■ **Exercise prompt**: What lines of the data include the string "MCDB"? Copy them all.
------------------------------
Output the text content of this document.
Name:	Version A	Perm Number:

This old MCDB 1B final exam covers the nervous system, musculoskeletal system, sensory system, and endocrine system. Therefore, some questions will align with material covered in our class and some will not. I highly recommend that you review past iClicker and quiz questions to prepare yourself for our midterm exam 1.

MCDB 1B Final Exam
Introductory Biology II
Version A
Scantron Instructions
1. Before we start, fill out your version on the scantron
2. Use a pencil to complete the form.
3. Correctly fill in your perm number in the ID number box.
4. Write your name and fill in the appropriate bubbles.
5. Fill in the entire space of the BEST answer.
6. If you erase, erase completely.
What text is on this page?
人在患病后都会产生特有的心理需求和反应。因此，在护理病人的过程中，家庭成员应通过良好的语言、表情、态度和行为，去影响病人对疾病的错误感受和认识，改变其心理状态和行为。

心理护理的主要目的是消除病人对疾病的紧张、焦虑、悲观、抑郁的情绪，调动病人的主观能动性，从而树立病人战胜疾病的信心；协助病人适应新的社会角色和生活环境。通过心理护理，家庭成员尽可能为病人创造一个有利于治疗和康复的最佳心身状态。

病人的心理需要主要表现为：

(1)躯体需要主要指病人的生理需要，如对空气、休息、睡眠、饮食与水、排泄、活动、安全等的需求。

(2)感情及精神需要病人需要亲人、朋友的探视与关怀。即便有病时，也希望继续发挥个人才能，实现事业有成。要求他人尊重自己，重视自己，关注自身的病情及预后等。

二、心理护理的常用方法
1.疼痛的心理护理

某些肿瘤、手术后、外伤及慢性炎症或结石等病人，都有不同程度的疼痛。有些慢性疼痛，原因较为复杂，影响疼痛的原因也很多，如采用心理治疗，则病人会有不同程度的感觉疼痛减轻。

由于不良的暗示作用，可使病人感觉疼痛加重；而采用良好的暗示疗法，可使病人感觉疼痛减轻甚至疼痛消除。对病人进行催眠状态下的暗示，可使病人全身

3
------------------------------
■ **Finished task**:
This old MCDB 1B final exam covers the nervous system, musculoskeletal system, sensory system, and endocrine system. Therefore, some questions will align with material covered in our class and some will not. I highly recommend that you review past iClicker and quiz questions to prepare yourself for our midterm exam 1.
MCDB 1B Final Exam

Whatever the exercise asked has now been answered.